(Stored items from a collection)
+===+

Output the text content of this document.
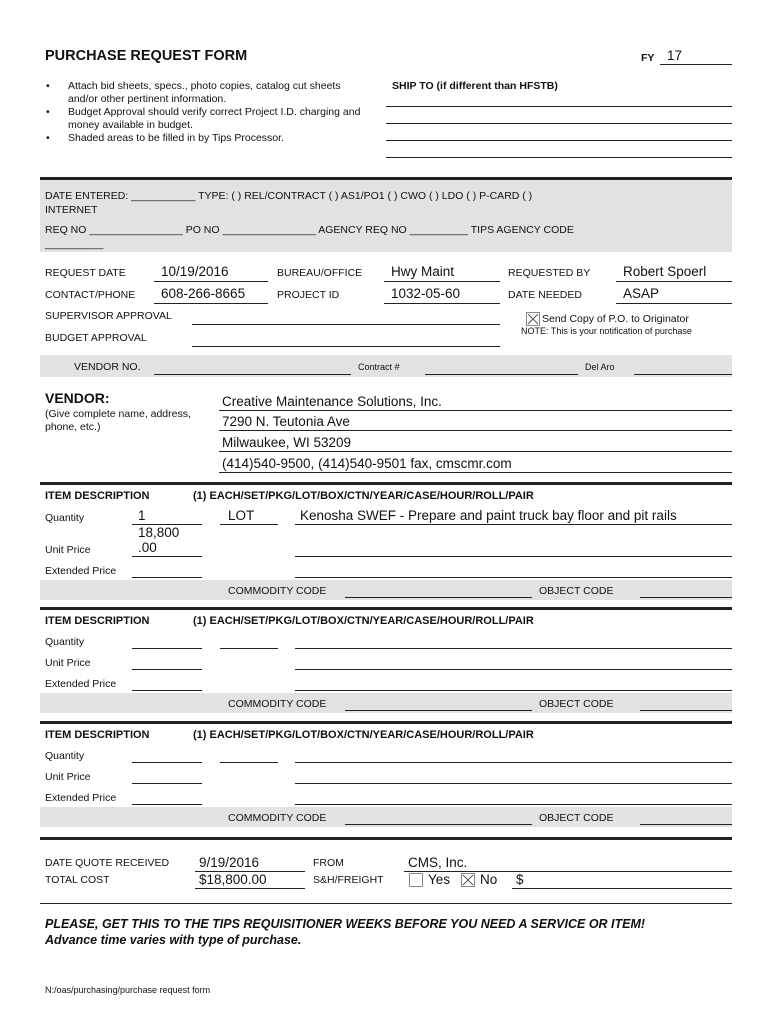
PURCHASE REQUEST FORM	FY 17
• Attach bid sheets, specs., photo copies, catalog cut sheets and/or other pertinent information.
• Budget Approval should verify correct Project I.D. charging and money available in budget.
• Shaded areas to be filled in by Tips Processor.
SHIP TO (if different than HFSTB)
DATE ENTERED: ___________ TYPE: ( ) REL/CONTRACT ( ) AS1/PO1 ( ) CWO ( ) LDO ( ) P-CARD ( )
INTERNET
REQ NO ________________ PO NO ________________ AGENCY REQ NO __________ TIPS AGENCY CODE
__________
REQUEST DATE	10/19/2016	BUREAU/OFFICE Hwy Maint	REQUESTED BY Robert Spoerl
CONTACT/PHONE 608-266-8665	PROJECT ID	1032-05-60	DATE NEEDED	ASAP
SUPERVISOR APPROVAL	Send Copy of P.O. to Originator
NOTE: This is your notification of purchase
BUDGET APPROVAL
VENDOR NO.	Contract #	Del Aro
VENDOR:
(Give complete name, address, phone, etc.)
Creative Maintenance Solutions, Inc.
7290 N. Teutonia Ave
Milwaukee, WI 53209
(414)540-9500, (414)540-9501 fax, cmscmr.com
ITEM DESCRIPTION	(1) EACH/SET/PKG/LOT/BOX/CTN/YEAR/CASE/HOUR/ROLL/PAIR
Quantity	1	LOT	Kenosha SWEF - Prepare and paint truck bay floor and pit rails
18,800
Unit Price	.00
Extended Price
COMMODITY CODE	OBJECT CODE
ITEM DESCRIPTION	(1) EACH/SET/PKG/LOT/BOX/CTN/YEAR/CASE/HOUR/ROLL/PAIR
Quantity
Unit Price
Extended Price
COMMODITY CODE	OBJECT CODE
ITEM DESCRIPTION	(1) EACH/SET/PKG/LOT/BOX/CTN/YEAR/CASE/HOUR/ROLL/PAIR
Quantity
Unit Price
Extended Price
COMMODITY CODE	OBJECT CODE
DATE QUOTE RECEIVED 9/19/2016	FROM	CMS, Inc.
TOTAL COST	$18,800.00	S&H/FREIGHT	Yes No $
PLEASE, GET THIS TO THE TIPS REQUISITIONER WEEKS BEFORE YOU NEED A SERVICE OR ITEM!
Advance time varies with type of purchase.
N:/oas/purchasing/purchase request form
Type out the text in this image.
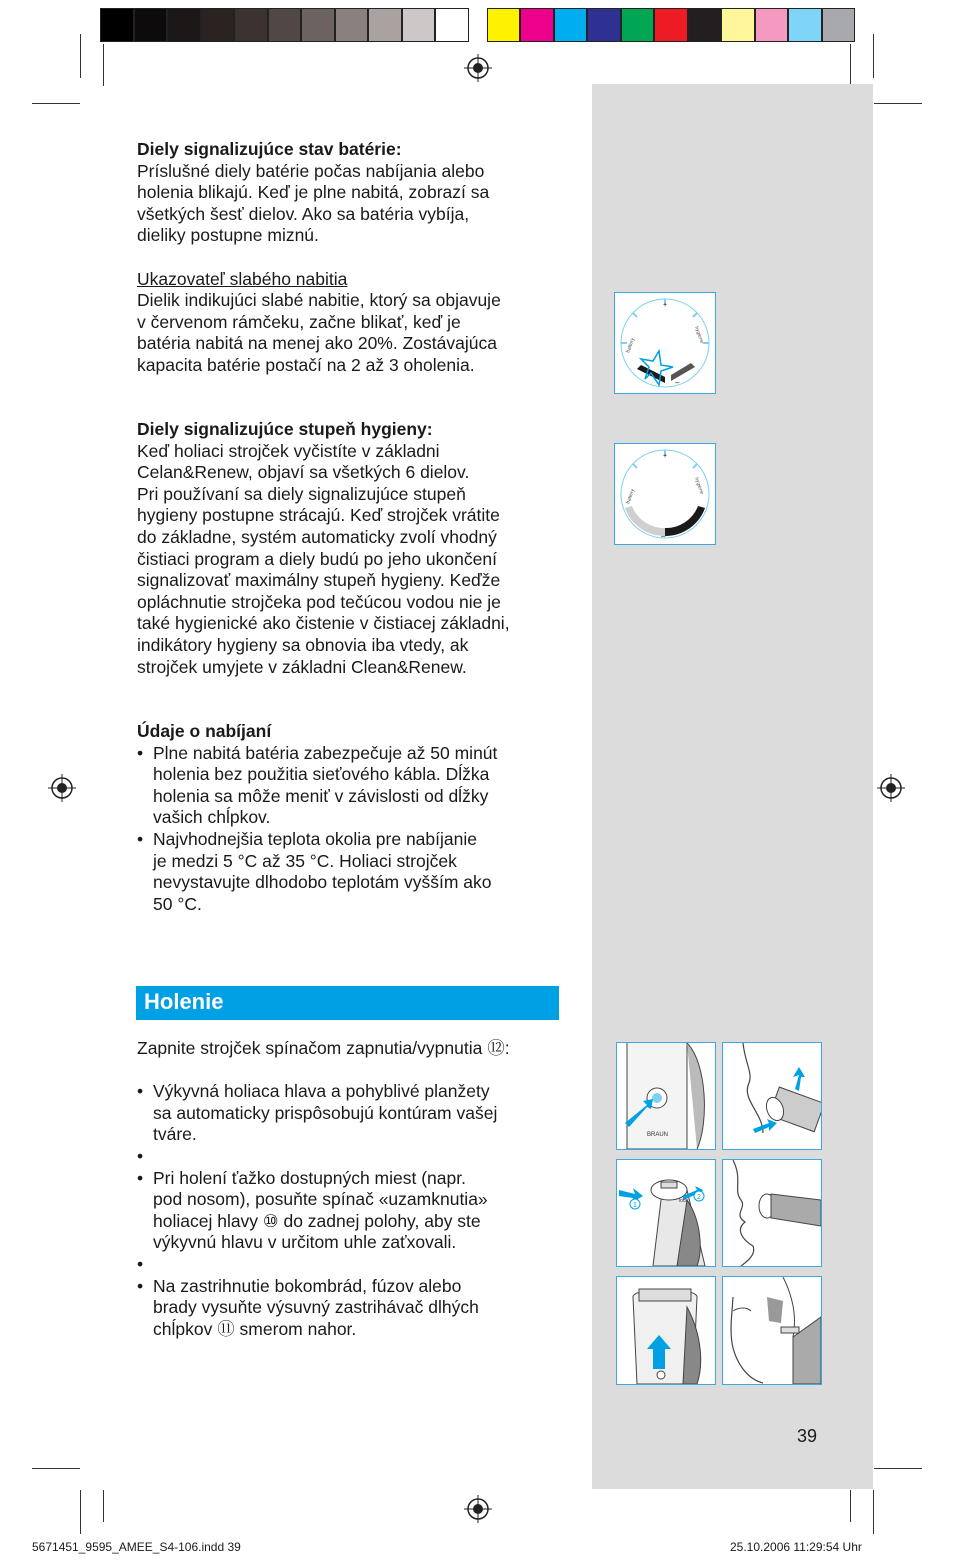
Diely signalizujúce stav batérie:
Príslušné diely batérie počas nabíjania alebo
holenia blikajú. Keď je plne nabitá, zobrazí sa
všetkých šesť dielov. Ako sa batéria vybíja,
dieliky postupne miznú.
Ukazovateľ slabého nabitia
Dielik indikujúci slabé nabitie, ktorý sa objavuje
v červenom rámčeku, začne blikať, keď je
batéria nabitá na menej ako 20%. Zostávajúca
kapacita batérie postačí na 2 až 3 oholenia.
Diely signalizujúce stupeň hygieny:
Keď holiaci strojček vyčistíte v základni
Celan&Renew, objaví sa všetkých 6 dielov.
Pri používaní sa diely signalizujúce stupeň
hygieny postupne strácajú. Keď strojček vrátite
do základne, systém automaticky zvolí vhodný
čistiaci program a diely budú po jeho ukončení
signalizovať maximálny stupeň hygieny. Keďže
opláchnutie strojčeka pod tečúcou vodou nie je
také hygienické ako čistenie v čistiacej základni,
indikátory hygieny sa obnovia iba vtedy, ak
strojček umyjete v základni Clean&Renew.
Údaje o nabíjaní
• Plne nabitá batéria zabezpečuje až 50 minút
holenia bez použitia sieťového kábla. Dĺžka
holenia sa môže meniť v závislosti od dĺžky
vašich chĺpkov.
• Najvhodnejšia teplota okolia pre nabíjanie
je medzi 5 °C až 35 °C. Holiaci strojček
nevystavujte dlhodobo teplotám vyšším ako
50 °C.
Holenie
Zapnite strojček spínačom zapnutia/vypnutia ⑫:
• Výkyvná holiaca hlava a pohyblivé planžety
sa automaticky prispôsobujú kontúram vašej
tváre.
•
• Pri holení ťažko dostupných miest (napr.
pod nosom), posuňte spínač «uzamknutia»
holiacej hlavy ⑩ do zadnej polohy, aby ste
výkyvnú hlavu v určitom uhle zaťxovali.
•
• Na zastrihnutie bokombrád, fúzov alebo
brady vysuňte výsuvný zastrihávač dlhých
chĺpkov ⑪ smerom nahor.
+
–
battery
hygiene
+
–
battery
hygiene
BRAUN
1
2
lock
39
5671451_9595_AMEE_S4-106.indd 39	25.10.2006 11:29:54 Uhr
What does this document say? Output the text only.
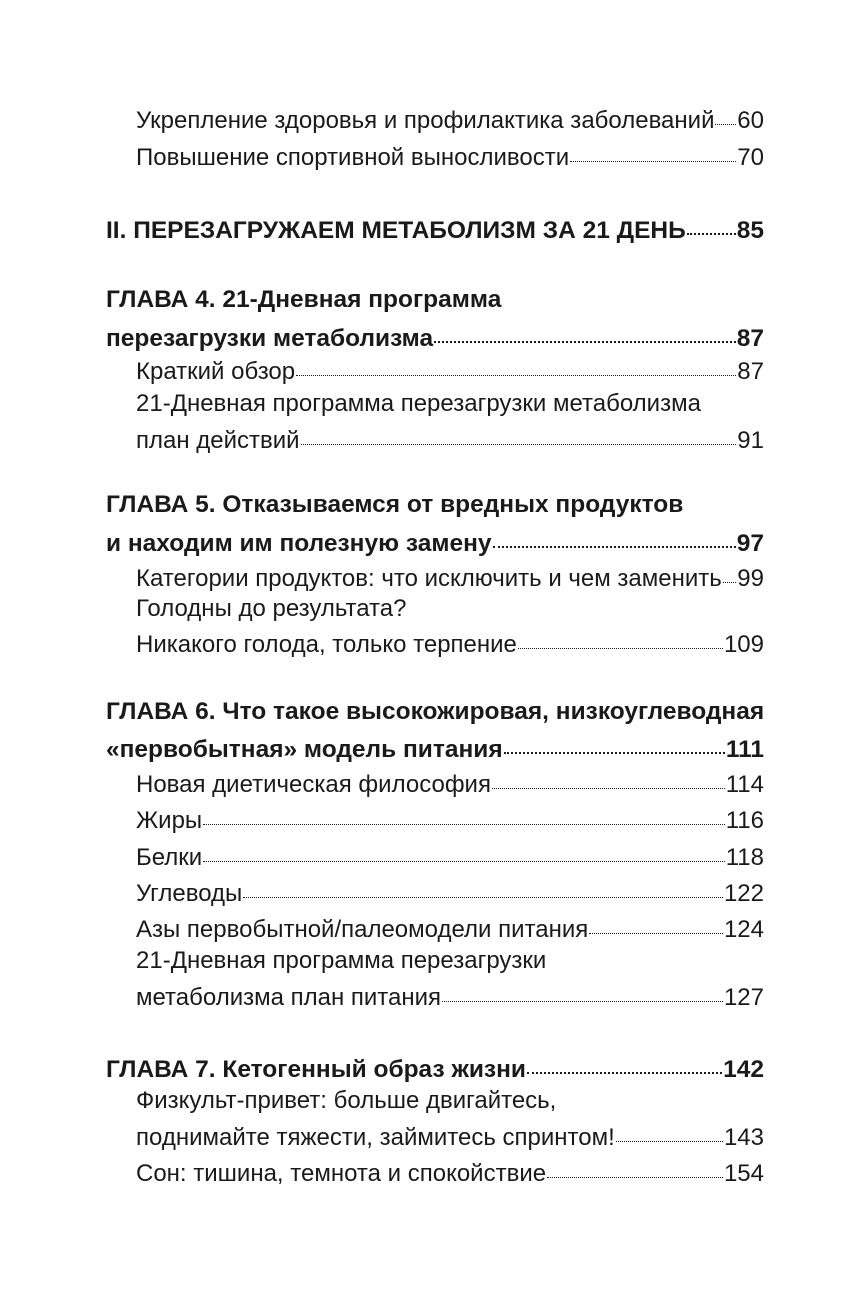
Укрепление здоровья и профилактика заболеваний 60
Повышение спортивной выносливости	70
II. ПЕРЕЗАГРУЖАЕМ МЕТАБОЛИЗМ ЗА 21 ДЕНЬ 85
ГЛАВА 4. 21-Дневная программа
перезагрузки метаболизма	87
Краткий обзор	87
21-Дневная программа перезагрузки метаболизма
план действий	91
ГЛАВА 5. Отказываемся от вредных продуктов
и находим им полезную замену	97
Категории продуктов: что исключить и чем заменить 99
Голодны до результата?
Никакого голода, только терпение	109
ГЛАВА 6. Что такое высокожировая, низкоуглеводная
«первобытная» модель питания	111
Новая диетическая философия	114
Жиры	116
Белки	118
Углеводы	122
Азы первобытной/палеомодели питания	124
21-Дневная программа перезагрузки
метаболизма план питания	127
ГЛАВА 7. Кетогенный образ жизни	142
Физкульт-привет: больше двигайтесь,
поднимайте тяжести, займитесь спринтом!	143
Сон: тишина, темнота и спокойствие	154
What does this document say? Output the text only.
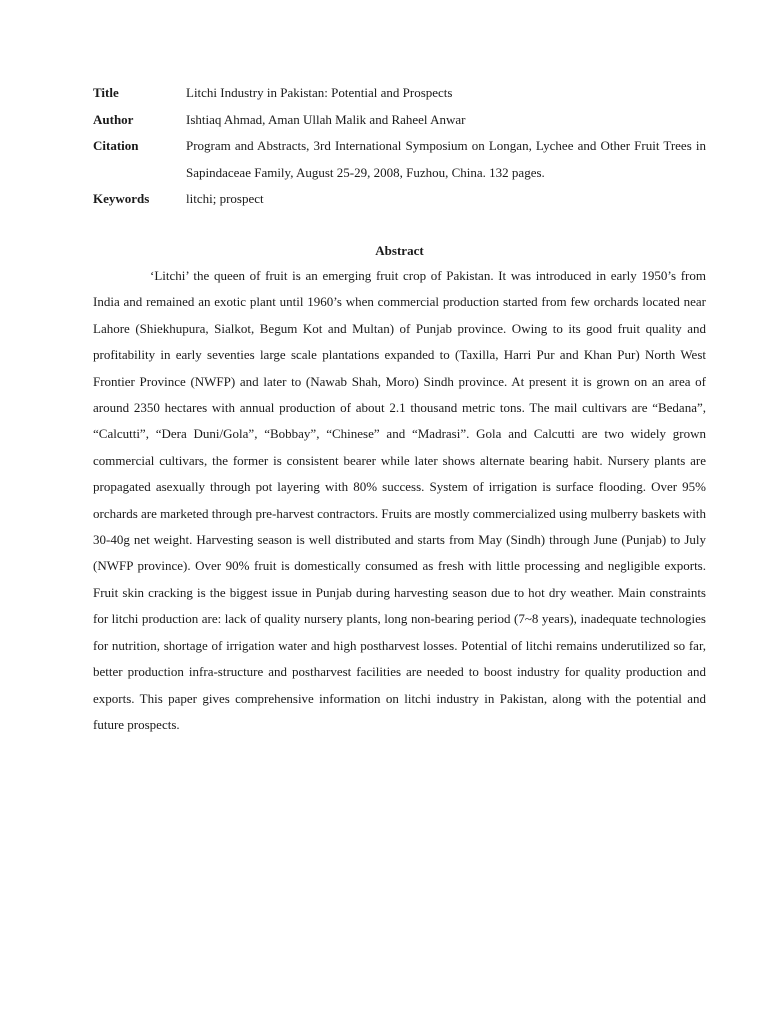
Title	Litchi Industry in Pakistan: Potential and Prospects
Author	Ishtiaq Ahmad, Aman Ullah Malik and Raheel Anwar
Citation	Program and Abstracts, 3rd International Symposium on Longan, Lychee and Other Fruit Trees in Sapindaceae Family, August 25-29, 2008, Fuzhou, China. 132 pages.
Keywords	litchi; prospect

Abstract

‘Litchi’ the queen of fruit is an emerging fruit crop of Pakistan. It was introduced in early 1950’s from India and remained an exotic plant until 1960’s when commercial production started from few orchards located near Lahore (Shiekhupura, Sialkot, Begum Kot and Multan) of Punjab province. Owing to its good fruit quality and profitability in early seventies large scale plantations expanded to (Taxilla, Harri Pur and Khan Pur) North West Frontier Province (NWFP) and later to (Nawab Shah, Moro) Sindh province. At present it is grown on an area of around 2350 hectares with annual production of about 2.1 thousand metric tons. The mail cultivars are “Bedana”, “Calcutti”, “Dera Duni/Gola”, “Bobbay”, “Chinese” and “Madrasi”. Gola and Calcutti are two widely grown commercial cultivars, the former is consistent bearer while later shows alternate bearing habit. Nursery plants are propagated asexually through pot layering with 80% success. System of irrigation is surface flooding. Over 95% orchards are marketed through pre-harvest contractors. Fruits are mostly commercialized using mulberry baskets with 30-40g net weight. Harvesting season is well distributed and starts from May (Sindh) through June (Punjab) to July (NWFP province). Over 90% fruit is domestically consumed as fresh with little processing and negligible exports. Fruit skin cracking is the biggest issue in Punjab during harvesting season due to hot dry weather. Main constraints for litchi production are: lack of quality nursery plants, long non-bearing period (7~8 years), inadequate technologies for nutrition, shortage of irrigation water and high postharvest losses. Potential of litchi remains underutilized so far, better production infra-structure and postharvest facilities are needed to boost industry for quality production and exports. This paper gives comprehensive information on litchi industry in Pakistan, along with the potential and future prospects.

+===+

STATED EXERCISE:
Leave out the pictures and copy the rest of the material above exactly.

RESULT OF THE TASK:
Output the text content of this document.
PURCHASE REQUEST FORM	FY 17
• Attach bid sheets, specs., photo copies, catalog cut sheets and/or other pertinent information.
• Budget Approval should verify correct Project I.D. charging and money available in budget.
• Shaded areas to be filled in by Tips Processor.
SHIP TO (if different than HFSTB)
DATE ENTERED: ___________ TYPE: ( ) REL/CONTRACT ( ) AS1/PO1 ( ) CWO ( ) LDO ( ) P-CARD ( )
INTERNET
REQ NO ________________ PO NO ________________ AGENCY REQ NO __________ TIPS AGENCY CODE
__________
REQUEST DATE	10/19/2016	BUREAU/OFFICE Hwy Maint	REQUESTED BY Robert Spoerl
CONTACT/PHONE 608-266-8665	PROJECT ID	1032-05-60	DATE NEEDED	ASAP
SUPERVISOR APPROVAL	Send Copy of P.O. to Originator
NOTE: This is your notification of purchase
BUDGET APPROVAL
VENDOR NO.	Contract #	Del Aro
VENDOR:
(Give complete name, address, phone, etc.)
Creative Maintenance Solutions, Inc.
7290 N. Teutonia Ave
Milwaukee, WI 53209
(414)540-9500, (414)540-9501 fax, cmscmr.com
ITEM DESCRIPTION	(1) EACH/SET/PKG/LOT/BOX/CTN/YEAR/CASE/HOUR/ROLL/PAIR
Quantity	1	LOT	Kenosha SWEF - Prepare and paint truck bay floor and pit rails
18,800
Unit Price	.00
Extended Price
COMMODITY CODE	OBJECT CODE
ITEM DESCRIPTION	(1) EACH/SET/PKG/LOT/BOX/CTN/YEAR/CASE/HOUR/ROLL/PAIR
Quantity
Unit Price
Extended Price
COMMODITY CODE	OBJECT CODE
ITEM DESCRIPTION	(1) EACH/SET/PKG/LOT/BOX/CTN/YEAR/CASE/HOUR/ROLL/PAIR
Quantity
Unit Price
Extended Price
COMMODITY CODE	OBJECT CODE
DATE QUOTE RECEIVED 9/19/2016	FROM	CMS, Inc.
TOTAL COST	$18,800.00	S&H/FREIGHT	Yes No $
PLEASE, GET THIS TO THE TIPS REQUISITIONER WEEKS BEFORE YOU NEED A SERVICE OR ITEM!
Advance time varies with type of purchase.
N:/oas/purchasing/purchase request form
Type out the text in this image.
Diely signalizujúce stav batérie:
Príslušné diely batérie počas nabíjania alebo
holenia blikajú. Keď je plne nabitá, zobrazí sa
všetkých šesť dielov. Ako sa batéria vybíja,
dieliky postupne miznú.
Ukazovateľ slabého nabitia
Dielik indikujúci slabé nabitie, ktorý sa objavuje
v červenom rámčeku, začne blikať, keď je
batéria nabitá na menej ako 20%. Zostávajúca
kapacita batérie postačí na 2 až 3 oholenia.
Diely signalizujúce stupeň hygieny:
Keď holiaci strojček vyčistíte v základni
Celan&Renew, objaví sa všetkých 6 dielov.
Pri používaní sa diely signalizujúce stupeň
hygieny postupne strácajú. Keď strojček vrátite
do základne, systém automaticky zvolí vhodný
čistiaci program a diely budú po jeho ukončení
signalizovať maximálny stupeň hygieny. Keďže
opláchnutie strojčeka pod tečúcou vodou nie je
také hygienické ako čistenie v čistiacej základni,
indikátory hygieny sa obnovia iba vtedy, ak
strojček umyjete v základni Clean&Renew.
Údaje o nabíjaní
• Plne nabitá batéria zabezpečuje až 50 minút
holenia bez použitia sieťového kábla. Dĺžka
holenia sa môže meniť v závislosti od dĺžky
vašich chĺpkov.
• Najvhodnejšia teplota okolia pre nabíjanie
je medzi 5 °C až 35 °C. Holiaci strojček
nevystavujte dlhodobo teplotám vyšším ako
50 °C.
Holenie
Zapnite strojček spínačom zapnutia/vypnutia ⑫:
• Výkyvná holiaca hlava a pohyblivé planžety
sa automaticky prispôsobujú kontúram vašej
tváre.
•
• Pri holení ťažko dostupných miest (napr.
pod nosom), posuňte spínač «uzamknutia»
holiacej hlavy ⑩ do zadnej polohy, aby ste
výkyvnú hlavu v určitom uhle zaťxovali.
•
• Na zastrihnutie bokombrád, fúzov alebo
brady vysuňte výsuvný zastrihávač dlhých
chĺpkov ⑪ smerom nahor.
+
–
battery
hygiene
+
–
battery
hygiene
BRAUN
1
2
lock
39
5671451_9595_AMEE_S4-106.indd 39	25.10.2006 11:29:54 Uhr
What does this document say? Output the text only.
Укрепление здоровья и профилактика заболеваний 60
Повышение спортивной выносливости	70
II. ПЕРЕЗАГРУЖАЕМ МЕТАБОЛИЗМ ЗА 21 ДЕНЬ 85
ГЛАВА 4. 21-Дневная программа
перезагрузки метаболизма	87
Краткий обзор	87
21-Дневная программа перезагрузки метаболизма
план действий	91
ГЛАВА 5. Отказываемся от вредных продуктов
и находим им полезную замену	97
Категории продуктов: что исключить и чем заменить 99
Голодны до результата?
Никакого голода, только терпение	109
ГЛАВА 6. Что такое высокожировая, низкоуглеводная
«первобытная» модель питания	111
Новая диетическая философия	114
Жиры	116
Белки	118
Углеводы	122
Азы первобытной/палеомодели питания	124
21-Дневная программа перезагрузки
метаболизма план питания	127
ГЛАВА 7. Кетогенный образ жизни	142
Физкульт-привет: больше двигайтесь,
поднимайте тяжести, займитесь спринтом!	143
Сон: тишина, темнота и спокойствие	154
What does this document say? Output the text only.
Title	Litchi Industry in Pakistan: Potential and Prospects
Author	Ishtiaq Ahmad, Aman Ullah Malik and Raheel Anwar
Citation	Program and Abstracts, 3rd International Symposium on Longan, Lychee and Other Fruit Trees in Sapindaceae Family, August 25-29, 2008, Fuzhou, China. 132 pages.
Keywords	litchi; prospect

Abstract

‘Litchi’ the queen of fruit is an emerging fruit crop of Pakistan. It was introduced in early 1950’s from India and remained an exotic plant until 1960’s when commercial production started from few orchards located near Lahore (Shiekhupura, Sialkot, Begum Kot and Multan) of Punjab province. Owing to its good fruit quality and profitability in early seventies large scale plantations expanded to (Taxilla, Harri Pur and Khan Pur) North West Frontier Province (NWFP) and later to (Nawab Shah, Moro) Sindh province. At present it is grown on an area of around 2350 hectares with annual production of about 2.1 thousand metric tons. The mail cultivars are “Bedana”, “Calcutti”, “Dera Duni/Gola”, “Bobbay”, “Chinese” and “Madrasi”. Gola and Calcutti are two widely grown commercial cultivars, the former is consistent bearer while later shows alternate bearing habit. Nursery plants are propagated asexually through pot layering with 80% success. System of irrigation is surface flooding. Over 95% orchards are marketed through pre-harvest contractors. Fruits are mostly commercialized using mulberry baskets with 30-40g net weight. Harvesting season is well distributed and starts from May (Sindh) through June (Punjab) to July (NWFP province). Over 90% fruit is domestically consumed as fresh with little processing and negligible exports. Fruit skin cracking is the biggest issue in Punjab during harvesting season due to hot dry weather. Main constraints for litchi production are: lack of quality nursery plants, long non-bearing period (7~8 years), inadequate technologies for nutrition, shortage of irrigation water and high postharvest losses. Potential of litchi remains underutilized so far, better production infra-structure and postharvest facilities are needed to boost industry for quality production and exports. This paper gives comprehensive information on litchi industry in Pakistan, along with the potential and future prospects.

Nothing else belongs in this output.